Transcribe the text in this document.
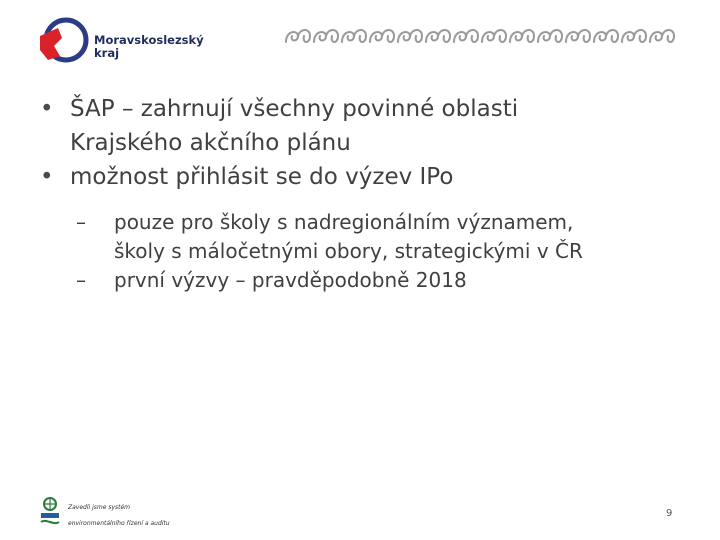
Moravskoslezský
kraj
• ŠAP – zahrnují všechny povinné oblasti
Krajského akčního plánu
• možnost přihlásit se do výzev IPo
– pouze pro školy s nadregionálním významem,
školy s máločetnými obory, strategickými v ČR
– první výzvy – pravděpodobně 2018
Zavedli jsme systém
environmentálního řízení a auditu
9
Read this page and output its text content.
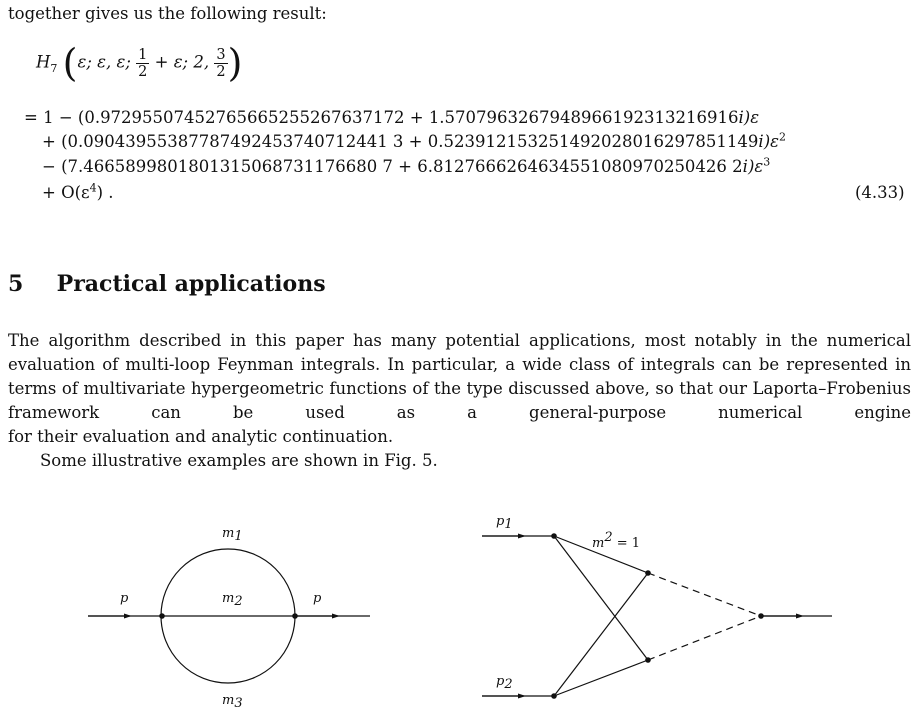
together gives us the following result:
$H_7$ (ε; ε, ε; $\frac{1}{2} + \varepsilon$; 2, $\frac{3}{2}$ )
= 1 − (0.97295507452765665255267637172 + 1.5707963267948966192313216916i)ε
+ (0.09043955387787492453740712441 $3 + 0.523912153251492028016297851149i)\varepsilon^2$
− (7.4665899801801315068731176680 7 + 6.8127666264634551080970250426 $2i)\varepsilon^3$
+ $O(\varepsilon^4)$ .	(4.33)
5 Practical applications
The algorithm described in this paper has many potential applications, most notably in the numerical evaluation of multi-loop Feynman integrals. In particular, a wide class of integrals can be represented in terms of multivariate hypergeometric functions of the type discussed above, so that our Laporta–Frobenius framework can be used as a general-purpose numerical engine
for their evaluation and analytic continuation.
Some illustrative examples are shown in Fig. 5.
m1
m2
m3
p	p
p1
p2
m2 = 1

:::::

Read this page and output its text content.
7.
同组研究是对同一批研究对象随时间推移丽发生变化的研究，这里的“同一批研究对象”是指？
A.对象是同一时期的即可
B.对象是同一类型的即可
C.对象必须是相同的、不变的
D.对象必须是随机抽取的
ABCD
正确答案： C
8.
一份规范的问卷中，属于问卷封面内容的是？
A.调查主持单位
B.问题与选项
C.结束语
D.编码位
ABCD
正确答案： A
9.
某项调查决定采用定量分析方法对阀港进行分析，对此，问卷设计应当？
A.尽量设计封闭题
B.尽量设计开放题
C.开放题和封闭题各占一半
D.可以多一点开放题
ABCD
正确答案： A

:::::

Considering only the records above, state the number of lines that include the word "applications", with nothing added.

> FINAL RESULT:
2